Supplied material:
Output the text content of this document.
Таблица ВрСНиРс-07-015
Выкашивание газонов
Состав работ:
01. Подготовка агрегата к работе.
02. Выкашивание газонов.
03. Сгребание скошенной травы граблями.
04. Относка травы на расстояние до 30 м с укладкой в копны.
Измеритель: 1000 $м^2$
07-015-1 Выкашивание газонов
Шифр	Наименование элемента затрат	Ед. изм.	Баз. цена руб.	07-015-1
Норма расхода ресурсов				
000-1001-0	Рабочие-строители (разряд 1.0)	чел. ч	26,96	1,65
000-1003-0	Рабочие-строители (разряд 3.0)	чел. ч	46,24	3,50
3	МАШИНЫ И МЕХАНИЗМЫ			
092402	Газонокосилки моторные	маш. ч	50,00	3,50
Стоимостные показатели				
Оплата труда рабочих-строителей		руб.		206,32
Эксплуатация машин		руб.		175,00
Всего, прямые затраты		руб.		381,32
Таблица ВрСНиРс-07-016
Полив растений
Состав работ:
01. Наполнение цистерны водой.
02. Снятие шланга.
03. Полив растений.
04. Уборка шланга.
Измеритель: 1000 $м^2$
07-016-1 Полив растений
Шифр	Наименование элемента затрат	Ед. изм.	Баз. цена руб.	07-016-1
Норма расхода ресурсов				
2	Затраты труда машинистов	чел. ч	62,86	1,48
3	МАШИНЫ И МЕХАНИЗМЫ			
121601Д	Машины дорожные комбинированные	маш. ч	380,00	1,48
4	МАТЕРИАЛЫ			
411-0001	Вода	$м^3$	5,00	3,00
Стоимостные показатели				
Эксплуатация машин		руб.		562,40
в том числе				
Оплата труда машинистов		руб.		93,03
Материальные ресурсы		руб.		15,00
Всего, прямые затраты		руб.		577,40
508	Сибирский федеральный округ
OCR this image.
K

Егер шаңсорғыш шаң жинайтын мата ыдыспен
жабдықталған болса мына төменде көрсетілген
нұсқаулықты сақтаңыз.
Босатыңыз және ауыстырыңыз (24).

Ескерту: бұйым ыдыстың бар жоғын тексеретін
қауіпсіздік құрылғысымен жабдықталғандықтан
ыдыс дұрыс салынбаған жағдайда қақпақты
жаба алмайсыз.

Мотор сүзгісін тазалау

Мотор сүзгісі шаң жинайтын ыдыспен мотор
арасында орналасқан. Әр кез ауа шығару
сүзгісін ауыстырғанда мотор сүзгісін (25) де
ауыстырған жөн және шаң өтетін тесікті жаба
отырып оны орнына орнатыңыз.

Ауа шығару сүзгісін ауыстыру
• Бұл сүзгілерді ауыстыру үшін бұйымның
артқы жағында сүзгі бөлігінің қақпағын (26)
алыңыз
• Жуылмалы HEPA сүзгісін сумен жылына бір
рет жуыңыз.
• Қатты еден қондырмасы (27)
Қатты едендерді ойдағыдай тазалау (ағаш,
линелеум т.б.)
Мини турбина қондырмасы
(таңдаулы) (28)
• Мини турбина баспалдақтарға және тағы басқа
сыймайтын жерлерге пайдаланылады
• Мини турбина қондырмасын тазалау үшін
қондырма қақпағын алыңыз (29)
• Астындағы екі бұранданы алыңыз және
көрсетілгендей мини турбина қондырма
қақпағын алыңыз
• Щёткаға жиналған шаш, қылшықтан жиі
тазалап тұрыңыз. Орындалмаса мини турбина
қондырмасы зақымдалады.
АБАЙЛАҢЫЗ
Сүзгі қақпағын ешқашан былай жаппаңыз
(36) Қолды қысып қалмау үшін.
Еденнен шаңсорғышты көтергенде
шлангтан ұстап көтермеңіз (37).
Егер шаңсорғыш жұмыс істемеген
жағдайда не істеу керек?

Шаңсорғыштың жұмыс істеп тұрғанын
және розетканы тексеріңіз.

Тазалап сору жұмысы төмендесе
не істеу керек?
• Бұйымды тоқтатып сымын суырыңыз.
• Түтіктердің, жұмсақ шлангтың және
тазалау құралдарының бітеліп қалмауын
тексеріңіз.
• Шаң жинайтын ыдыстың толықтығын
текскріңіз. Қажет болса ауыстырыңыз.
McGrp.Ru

To be done:
Count how many lines above contain the word "Шифр". Reply with the number alone.

Output for this task:
2